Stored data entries
---------------
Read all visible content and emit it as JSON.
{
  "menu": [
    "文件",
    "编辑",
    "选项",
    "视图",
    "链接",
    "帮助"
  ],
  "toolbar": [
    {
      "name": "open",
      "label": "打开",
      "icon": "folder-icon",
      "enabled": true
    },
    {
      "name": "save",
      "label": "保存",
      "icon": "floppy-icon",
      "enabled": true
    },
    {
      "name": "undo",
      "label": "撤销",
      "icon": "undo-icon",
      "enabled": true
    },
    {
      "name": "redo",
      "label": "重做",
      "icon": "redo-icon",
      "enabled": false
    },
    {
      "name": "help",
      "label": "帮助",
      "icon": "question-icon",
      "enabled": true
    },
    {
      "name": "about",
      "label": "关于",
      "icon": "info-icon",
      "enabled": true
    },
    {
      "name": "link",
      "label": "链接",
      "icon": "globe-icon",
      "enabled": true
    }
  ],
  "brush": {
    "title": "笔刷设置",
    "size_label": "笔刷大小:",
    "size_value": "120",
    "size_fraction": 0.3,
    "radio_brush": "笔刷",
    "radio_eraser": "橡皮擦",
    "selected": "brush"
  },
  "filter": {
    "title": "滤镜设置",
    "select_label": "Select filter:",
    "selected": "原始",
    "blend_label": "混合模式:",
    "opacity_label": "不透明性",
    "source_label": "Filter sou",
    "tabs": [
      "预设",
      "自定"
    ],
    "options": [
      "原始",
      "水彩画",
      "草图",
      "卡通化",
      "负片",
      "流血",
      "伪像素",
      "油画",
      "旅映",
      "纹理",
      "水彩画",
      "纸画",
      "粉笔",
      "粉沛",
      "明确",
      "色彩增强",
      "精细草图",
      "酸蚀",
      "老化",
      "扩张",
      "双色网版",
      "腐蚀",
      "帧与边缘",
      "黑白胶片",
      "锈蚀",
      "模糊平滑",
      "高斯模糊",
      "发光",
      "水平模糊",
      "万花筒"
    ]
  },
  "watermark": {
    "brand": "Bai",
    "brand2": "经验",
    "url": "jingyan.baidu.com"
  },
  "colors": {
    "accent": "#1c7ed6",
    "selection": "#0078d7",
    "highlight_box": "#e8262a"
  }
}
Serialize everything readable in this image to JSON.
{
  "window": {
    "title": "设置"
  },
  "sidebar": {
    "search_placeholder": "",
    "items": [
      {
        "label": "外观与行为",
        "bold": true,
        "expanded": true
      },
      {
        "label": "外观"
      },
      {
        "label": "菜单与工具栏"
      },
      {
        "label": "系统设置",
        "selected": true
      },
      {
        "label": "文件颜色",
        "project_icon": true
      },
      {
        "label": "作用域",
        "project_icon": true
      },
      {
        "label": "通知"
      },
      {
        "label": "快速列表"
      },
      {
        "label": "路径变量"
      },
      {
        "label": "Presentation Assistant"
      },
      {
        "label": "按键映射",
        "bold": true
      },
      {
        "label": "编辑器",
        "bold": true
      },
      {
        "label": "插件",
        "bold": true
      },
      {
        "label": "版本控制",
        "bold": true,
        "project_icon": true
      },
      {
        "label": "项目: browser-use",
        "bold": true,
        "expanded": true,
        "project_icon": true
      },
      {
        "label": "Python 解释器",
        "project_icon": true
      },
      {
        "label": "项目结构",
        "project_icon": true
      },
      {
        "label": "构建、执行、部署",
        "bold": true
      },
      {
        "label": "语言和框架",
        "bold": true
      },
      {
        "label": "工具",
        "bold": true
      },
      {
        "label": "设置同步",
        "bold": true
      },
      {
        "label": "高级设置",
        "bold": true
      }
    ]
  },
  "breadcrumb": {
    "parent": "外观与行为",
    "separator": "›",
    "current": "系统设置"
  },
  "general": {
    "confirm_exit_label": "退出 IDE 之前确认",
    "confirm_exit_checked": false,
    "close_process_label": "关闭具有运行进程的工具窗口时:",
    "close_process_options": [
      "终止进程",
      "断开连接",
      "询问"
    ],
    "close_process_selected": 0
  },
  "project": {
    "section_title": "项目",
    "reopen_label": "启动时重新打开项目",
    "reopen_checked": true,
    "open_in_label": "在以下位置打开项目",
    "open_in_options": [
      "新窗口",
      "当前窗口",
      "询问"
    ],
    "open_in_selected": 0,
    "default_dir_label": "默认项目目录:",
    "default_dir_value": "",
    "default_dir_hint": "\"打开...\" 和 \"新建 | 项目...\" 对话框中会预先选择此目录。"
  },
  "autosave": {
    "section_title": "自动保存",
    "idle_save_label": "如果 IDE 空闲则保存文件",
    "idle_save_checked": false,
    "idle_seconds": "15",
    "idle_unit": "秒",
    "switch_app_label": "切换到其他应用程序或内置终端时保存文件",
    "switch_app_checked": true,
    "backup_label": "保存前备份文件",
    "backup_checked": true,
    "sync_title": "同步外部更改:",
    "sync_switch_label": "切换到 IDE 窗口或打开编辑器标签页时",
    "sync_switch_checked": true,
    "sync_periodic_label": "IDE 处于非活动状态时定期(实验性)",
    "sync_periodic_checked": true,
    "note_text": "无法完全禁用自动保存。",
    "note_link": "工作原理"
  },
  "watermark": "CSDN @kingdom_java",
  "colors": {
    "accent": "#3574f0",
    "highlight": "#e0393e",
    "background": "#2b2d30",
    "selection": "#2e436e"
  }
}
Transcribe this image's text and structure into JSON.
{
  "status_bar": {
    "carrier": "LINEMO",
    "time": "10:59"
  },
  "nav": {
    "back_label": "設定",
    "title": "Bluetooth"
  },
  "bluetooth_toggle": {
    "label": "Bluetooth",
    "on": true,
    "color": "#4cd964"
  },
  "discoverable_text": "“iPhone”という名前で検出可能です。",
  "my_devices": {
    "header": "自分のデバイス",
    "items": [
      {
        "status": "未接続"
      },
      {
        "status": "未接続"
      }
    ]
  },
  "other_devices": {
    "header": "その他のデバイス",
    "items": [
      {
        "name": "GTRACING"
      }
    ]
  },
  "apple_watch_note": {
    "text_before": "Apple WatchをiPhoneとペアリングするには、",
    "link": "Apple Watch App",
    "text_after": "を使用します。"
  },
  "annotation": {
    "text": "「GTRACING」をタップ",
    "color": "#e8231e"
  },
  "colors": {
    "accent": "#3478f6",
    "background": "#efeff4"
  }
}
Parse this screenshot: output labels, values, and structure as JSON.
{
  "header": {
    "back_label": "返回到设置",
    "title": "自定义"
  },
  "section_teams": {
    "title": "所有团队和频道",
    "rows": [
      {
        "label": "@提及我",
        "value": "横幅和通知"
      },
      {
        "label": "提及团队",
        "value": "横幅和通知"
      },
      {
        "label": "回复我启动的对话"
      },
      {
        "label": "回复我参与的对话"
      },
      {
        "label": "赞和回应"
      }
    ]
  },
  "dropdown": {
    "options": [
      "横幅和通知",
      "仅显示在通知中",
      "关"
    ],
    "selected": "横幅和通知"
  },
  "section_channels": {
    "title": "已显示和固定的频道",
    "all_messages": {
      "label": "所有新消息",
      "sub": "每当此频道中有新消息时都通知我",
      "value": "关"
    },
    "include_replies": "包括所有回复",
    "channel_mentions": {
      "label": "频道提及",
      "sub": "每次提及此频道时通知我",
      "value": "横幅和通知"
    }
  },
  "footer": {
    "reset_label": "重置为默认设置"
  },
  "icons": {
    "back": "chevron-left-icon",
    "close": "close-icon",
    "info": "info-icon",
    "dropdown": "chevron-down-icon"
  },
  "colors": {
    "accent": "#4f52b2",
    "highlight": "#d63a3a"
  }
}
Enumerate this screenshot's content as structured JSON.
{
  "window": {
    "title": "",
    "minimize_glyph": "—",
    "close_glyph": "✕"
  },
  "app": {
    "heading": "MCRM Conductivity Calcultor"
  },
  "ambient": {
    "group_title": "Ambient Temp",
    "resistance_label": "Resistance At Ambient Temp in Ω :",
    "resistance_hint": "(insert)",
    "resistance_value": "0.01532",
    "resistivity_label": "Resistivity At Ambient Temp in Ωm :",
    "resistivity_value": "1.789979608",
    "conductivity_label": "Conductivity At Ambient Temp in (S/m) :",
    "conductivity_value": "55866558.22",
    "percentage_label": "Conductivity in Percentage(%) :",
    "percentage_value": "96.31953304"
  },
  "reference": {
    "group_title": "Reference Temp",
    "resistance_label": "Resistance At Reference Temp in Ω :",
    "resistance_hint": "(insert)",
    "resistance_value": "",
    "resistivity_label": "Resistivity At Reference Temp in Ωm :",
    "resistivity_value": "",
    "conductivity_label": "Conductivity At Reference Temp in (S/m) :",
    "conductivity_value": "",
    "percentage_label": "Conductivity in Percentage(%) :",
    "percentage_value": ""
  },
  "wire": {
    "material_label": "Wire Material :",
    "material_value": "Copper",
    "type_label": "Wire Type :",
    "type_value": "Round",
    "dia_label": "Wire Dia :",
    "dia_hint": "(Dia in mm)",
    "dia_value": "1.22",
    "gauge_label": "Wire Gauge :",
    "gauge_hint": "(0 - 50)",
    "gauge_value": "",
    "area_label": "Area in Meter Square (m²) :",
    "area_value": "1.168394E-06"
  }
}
---------------
* [Requirement]:
What is the number of lines in the records that contain the string "background"? Give only that number.

* [Response to the exercise]:
2